[Task brief] From the listing below, copy every line with the word "document".

[Material to process]
++++

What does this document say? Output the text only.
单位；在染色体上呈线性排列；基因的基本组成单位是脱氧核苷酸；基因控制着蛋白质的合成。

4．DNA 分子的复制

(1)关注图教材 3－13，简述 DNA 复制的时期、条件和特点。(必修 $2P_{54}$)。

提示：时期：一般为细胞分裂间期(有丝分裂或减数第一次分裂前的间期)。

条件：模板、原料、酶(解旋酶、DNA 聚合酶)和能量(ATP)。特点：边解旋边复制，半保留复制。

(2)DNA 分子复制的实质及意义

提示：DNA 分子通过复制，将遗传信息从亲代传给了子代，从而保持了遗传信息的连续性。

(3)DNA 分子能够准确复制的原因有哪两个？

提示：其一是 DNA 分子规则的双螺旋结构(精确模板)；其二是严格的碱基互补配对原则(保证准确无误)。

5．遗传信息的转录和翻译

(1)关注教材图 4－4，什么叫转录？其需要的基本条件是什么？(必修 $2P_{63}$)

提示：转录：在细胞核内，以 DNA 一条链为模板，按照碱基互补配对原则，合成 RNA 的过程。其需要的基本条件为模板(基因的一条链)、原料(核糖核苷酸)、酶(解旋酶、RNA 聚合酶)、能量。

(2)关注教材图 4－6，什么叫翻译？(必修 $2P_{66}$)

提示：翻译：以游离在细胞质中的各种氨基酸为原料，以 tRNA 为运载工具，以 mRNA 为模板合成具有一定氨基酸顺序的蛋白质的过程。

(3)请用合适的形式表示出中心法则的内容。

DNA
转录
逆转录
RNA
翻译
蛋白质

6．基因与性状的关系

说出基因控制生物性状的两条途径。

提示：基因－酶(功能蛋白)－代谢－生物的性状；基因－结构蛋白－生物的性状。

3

++++

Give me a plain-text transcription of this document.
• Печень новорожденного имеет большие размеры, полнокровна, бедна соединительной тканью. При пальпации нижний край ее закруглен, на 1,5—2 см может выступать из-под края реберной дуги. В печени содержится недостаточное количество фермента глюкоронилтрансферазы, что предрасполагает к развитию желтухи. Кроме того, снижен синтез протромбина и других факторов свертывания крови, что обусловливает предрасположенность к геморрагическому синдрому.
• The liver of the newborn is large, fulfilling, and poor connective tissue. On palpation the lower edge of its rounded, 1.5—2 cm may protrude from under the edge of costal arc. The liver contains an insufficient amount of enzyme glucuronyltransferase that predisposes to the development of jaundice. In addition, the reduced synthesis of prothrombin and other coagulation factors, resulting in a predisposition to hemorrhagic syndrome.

++++

[Written solution]
What does this document say? Output the text only.
Give me a plain-text transcription of this document.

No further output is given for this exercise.